What you will do
Your task is to output the entries below word for word.

▬▬▬

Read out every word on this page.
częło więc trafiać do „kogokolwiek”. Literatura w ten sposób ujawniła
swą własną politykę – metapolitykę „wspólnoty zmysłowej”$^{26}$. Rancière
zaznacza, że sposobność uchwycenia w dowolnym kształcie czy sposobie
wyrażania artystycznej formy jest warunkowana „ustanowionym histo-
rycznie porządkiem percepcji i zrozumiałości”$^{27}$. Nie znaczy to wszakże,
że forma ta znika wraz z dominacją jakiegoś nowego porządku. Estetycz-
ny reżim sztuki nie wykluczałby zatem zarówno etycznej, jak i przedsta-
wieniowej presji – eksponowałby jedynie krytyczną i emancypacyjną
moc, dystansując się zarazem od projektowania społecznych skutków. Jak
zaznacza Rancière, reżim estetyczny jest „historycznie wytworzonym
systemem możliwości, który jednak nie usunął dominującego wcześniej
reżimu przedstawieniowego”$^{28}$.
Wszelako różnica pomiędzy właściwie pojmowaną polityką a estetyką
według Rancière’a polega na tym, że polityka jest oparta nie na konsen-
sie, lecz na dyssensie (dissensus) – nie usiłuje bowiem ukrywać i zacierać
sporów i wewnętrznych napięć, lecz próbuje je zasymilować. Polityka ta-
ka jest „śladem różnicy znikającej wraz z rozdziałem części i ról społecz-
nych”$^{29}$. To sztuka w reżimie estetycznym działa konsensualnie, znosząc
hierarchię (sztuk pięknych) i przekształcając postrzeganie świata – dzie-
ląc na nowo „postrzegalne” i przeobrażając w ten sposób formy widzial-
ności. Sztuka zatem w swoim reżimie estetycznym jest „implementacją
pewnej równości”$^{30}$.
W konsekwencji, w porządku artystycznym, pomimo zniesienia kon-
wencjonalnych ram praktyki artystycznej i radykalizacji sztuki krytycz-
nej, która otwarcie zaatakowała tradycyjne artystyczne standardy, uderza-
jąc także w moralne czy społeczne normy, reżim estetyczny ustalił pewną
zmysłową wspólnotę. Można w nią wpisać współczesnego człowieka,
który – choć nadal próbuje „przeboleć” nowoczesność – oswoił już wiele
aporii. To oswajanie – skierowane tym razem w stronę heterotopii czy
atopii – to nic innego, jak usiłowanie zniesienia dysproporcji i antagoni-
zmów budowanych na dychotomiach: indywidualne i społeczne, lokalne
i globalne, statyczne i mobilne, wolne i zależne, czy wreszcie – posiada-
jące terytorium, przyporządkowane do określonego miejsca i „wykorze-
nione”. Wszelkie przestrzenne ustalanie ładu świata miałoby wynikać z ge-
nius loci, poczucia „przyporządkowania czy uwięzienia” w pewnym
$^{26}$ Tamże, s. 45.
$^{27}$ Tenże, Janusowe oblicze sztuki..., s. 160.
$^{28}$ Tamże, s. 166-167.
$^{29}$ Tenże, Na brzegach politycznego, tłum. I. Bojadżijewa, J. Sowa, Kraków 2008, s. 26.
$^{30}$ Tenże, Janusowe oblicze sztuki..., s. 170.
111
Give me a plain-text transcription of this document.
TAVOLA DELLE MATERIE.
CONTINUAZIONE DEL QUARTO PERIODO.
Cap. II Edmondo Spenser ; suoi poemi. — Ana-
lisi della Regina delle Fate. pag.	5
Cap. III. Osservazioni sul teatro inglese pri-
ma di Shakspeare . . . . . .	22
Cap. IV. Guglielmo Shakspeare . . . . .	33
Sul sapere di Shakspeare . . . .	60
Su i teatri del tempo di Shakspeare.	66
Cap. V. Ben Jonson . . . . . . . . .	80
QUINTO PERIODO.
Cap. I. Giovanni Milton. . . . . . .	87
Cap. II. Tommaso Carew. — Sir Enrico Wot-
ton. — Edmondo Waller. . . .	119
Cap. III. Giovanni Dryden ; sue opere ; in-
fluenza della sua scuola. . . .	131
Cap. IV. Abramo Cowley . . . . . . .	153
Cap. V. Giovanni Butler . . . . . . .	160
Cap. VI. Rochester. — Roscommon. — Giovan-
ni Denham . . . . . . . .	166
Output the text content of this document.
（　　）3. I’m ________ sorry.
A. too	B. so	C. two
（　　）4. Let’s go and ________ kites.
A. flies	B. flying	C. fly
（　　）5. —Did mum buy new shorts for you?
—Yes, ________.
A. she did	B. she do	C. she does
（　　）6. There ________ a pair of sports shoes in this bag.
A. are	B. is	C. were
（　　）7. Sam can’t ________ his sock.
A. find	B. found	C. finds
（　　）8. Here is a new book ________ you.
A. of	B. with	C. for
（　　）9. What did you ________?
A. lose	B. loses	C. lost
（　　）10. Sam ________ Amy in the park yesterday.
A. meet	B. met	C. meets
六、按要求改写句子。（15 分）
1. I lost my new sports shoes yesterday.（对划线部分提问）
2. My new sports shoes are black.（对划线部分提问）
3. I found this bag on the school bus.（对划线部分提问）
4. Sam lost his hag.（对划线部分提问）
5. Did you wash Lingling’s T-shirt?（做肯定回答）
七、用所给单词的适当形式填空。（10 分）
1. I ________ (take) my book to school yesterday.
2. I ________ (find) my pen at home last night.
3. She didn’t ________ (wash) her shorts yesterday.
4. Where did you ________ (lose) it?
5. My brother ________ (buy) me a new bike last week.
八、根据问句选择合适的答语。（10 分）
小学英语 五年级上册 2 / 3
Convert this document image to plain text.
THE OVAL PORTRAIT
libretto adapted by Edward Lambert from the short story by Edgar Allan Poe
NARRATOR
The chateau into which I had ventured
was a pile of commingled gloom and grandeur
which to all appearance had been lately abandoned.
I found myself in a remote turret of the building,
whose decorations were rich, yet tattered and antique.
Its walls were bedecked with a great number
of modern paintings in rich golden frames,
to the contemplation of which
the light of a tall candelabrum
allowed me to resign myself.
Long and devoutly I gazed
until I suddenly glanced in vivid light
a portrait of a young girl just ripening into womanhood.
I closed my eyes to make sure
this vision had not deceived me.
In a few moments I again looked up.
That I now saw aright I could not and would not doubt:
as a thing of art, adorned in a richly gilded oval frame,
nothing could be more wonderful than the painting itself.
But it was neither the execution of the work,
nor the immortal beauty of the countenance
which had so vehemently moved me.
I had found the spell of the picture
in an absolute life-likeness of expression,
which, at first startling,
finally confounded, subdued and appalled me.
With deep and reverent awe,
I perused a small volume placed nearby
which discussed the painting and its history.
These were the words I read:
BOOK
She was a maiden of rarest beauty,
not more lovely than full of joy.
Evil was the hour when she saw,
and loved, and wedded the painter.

▬▬▬

Response to the task
Read out every word on this page.
częło więc trafiać do „kogokolwiek”. Literatura w ten sposób ujawniła
swą własną politykę – metapolitykę „wspólnoty zmysłowej”$^{26}$. Rancière
zaznacza, że sposobność uchwycenia w dowolnym kształcie czy sposobie
wyrażania artystycznej formy jest warunkowana „ustanowionym histo-
rycznie porządkiem percepcji i zrozumiałości”$^{27}$. Nie znaczy to wszakże,
że forma ta znika wraz z dominacją jakiegoś nowego porządku. Estetycz-
ny reżim sztuki nie wykluczałby zatem zarówno etycznej, jak i przedsta-
wieniowej presji – eksponowałby jedynie krytyczną i emancypacyjną
moc, dystansując się zarazem od projektowania społecznych skutków. Jak
zaznacza Rancière, reżim estetyczny jest „historycznie wytworzonym
systemem możliwości, który jednak nie usunął dominującego wcześniej
reżimu przedstawieniowego”$^{28}$.
Wszelako różnica pomiędzy właściwie pojmowaną polityką a estetyką
według Rancière’a polega na tym, że polityka jest oparta nie na konsen-
sie, lecz na dyssensie (dissensus) – nie usiłuje bowiem ukrywać i zacierać
sporów i wewnętrznych napięć, lecz próbuje je zasymilować. Polityka ta-
ka jest „śladem różnicy znikającej wraz z rozdziałem części i ról społecz-
nych”$^{29}$. To sztuka w reżimie estetycznym działa konsensualnie, znosząc
hierarchię (sztuk pięknych) i przekształcając postrzeganie świata – dzie-
ląc na nowo „postrzegalne” i przeobrażając w ten sposób formy widzial-
ności. Sztuka zatem w swoim reżimie estetycznym jest „implementacją
pewnej równości”$^{30}$.
W konsekwencji, w porządku artystycznym, pomimo zniesienia kon-
wencjonalnych ram praktyki artystycznej i radykalizacji sztuki krytycz-
nej, która otwarcie zaatakowała tradycyjne artystyczne standardy, uderza-
jąc także w moralne czy społeczne normy, reżim estetyczny ustalił pewną
zmysłową wspólnotę. Można w nią wpisać współczesnego człowieka,
który – choć nadal próbuje „przeboleć” nowoczesność – oswoił już wiele
aporii. To oswajanie – skierowane tym razem w stronę heterotopii czy
atopii – to nic innego, jak usiłowanie zniesienia dysproporcji i antagoni-
zmów budowanych na dychotomiach: indywidualne i społeczne, lokalne
i globalne, statyczne i mobilne, wolne i zależne, czy wreszcie – posiada-
jące terytorium, przyporządkowane do określonego miejsca i „wykorze-
nione”. Wszelkie przestrzenne ustalanie ładu świata miałoby wynikać z ge-
nius loci, poczucia „przyporządkowania czy uwięzienia” w pewnym
$^{26}$ Tamże, s. 45.
$^{27}$ Tenże, Janusowe oblicze sztuki..., s. 160.
$^{28}$ Tamże, s. 166-167.
$^{29}$ Tenże, Na brzegach politycznego, tłum. I. Bojadżijewa, J. Sowa, Kraków 2008, s. 26.
$^{30}$ Tenże, Janusowe oblicze sztuki..., s. 170.
111
Give me a plain-text transcription of this document.
TAVOLA DELLE MATERIE.
CONTINUAZIONE DEL QUARTO PERIODO.
Cap. II Edmondo Spenser ; suoi poemi. — Ana-
lisi della Regina delle Fate. pag.	5
Cap. III. Osservazioni sul teatro inglese pri-
ma di Shakspeare . . . . . .	22
Cap. IV. Guglielmo Shakspeare . . . . .	33
Sul sapere di Shakspeare . . . .	60
Su i teatri del tempo di Shakspeare.	66
Cap. V. Ben Jonson . . . . . . . . .	80
QUINTO PERIODO.
Cap. I. Giovanni Milton. . . . . . .	87
Cap. II. Tommaso Carew. — Sir Enrico Wot-
ton. — Edmondo Waller. . . .	119
Cap. III. Giovanni Dryden ; sue opere ; in-
fluenza della sua scuola. . . .	131
Cap. IV. Abramo Cowley . . . . . . .	153
Cap. V. Giovanni Butler . . . . . . .	160
Cap. VI. Rochester. — Roscommon. — Giovan-
ni Denham . . . . . . . .	166
Output the text content of this document.
（　　）3. I’m ________ sorry.
A. too	B. so	C. two
（　　）4. Let’s go and ________ kites.
A. flies	B. flying	C. fly
（　　）5. —Did mum buy new shorts for you?
—Yes, ________.
A. she did	B. she do	C. she does
（　　）6. There ________ a pair of sports shoes in this bag.
A. are	B. is	C. were
（　　）7. Sam can’t ________ his sock.
A. find	B. found	C. finds
（　　）8. Here is a new book ________ you.
A. of	B. with	C. for
（　　）9. What did you ________?
A. lose	B. loses	C. lost
（　　）10. Sam ________ Amy in the park yesterday.
A. meet	B. met	C. meets
六、按要求改写句子。（15 分）
1. I lost my new sports shoes yesterday.（对划线部分提问）
2. My new sports shoes are black.（对划线部分提问）
3. I found this bag on the school bus.（对划线部分提问）
4. Sam lost his hag.（对划线部分提问）
5. Did you wash Lingling’s T-shirt?（做肯定回答）
七、用所给单词的适当形式填空。（10 分）
1. I ________ (take) my book to school yesterday.
2. I ________ (find) my pen at home last night.
3. She didn’t ________ (wash) her shorts yesterday.
4. Where did you ________ (lose) it?
5. My brother ________ (buy) me a new bike last week.
八、根据问句选择合适的答语。（10 分）
小学英语 五年级上册 2 / 3
Convert this document image to plain text.
THE OVAL PORTRAIT
libretto adapted by Edward Lambert from the short story by Edgar Allan Poe
NARRATOR
The chateau into which I had ventured
was a pile of commingled gloom and grandeur
which to all appearance had been lately abandoned.
I found myself in a remote turret of the building,
whose decorations were rich, yet tattered and antique.
Its walls were bedecked with a great number
of modern paintings in rich golden frames,
to the contemplation of which
the light of a tall candelabrum
allowed me to resign myself.
Long and devoutly I gazed
until I suddenly glanced in vivid light
a portrait of a young girl just ripening into womanhood.
I closed my eyes to make sure
this vision had not deceived me.
In a few moments I again looked up.
That I now saw aright I could not and would not doubt:
as a thing of art, adorned in a richly gilded oval frame,
nothing could be more wonderful than the painting itself.
But it was neither the execution of the work,
nor the immortal beauty of the countenance
which had so vehemently moved me.
I had found the spell of the picture
in an absolute life-likeness of expression,
which, at first startling,
finally confounded, subdued and appalled me.
With deep and reverent awe,
I perused a small volume placed nearby
which discussed the painting and its history.
These were the words I read:
BOOK
She was a maiden of rarest beauty,
not more lovely than full of joy.
Evil was the hour when she saw,
and loved, and wedded the painter.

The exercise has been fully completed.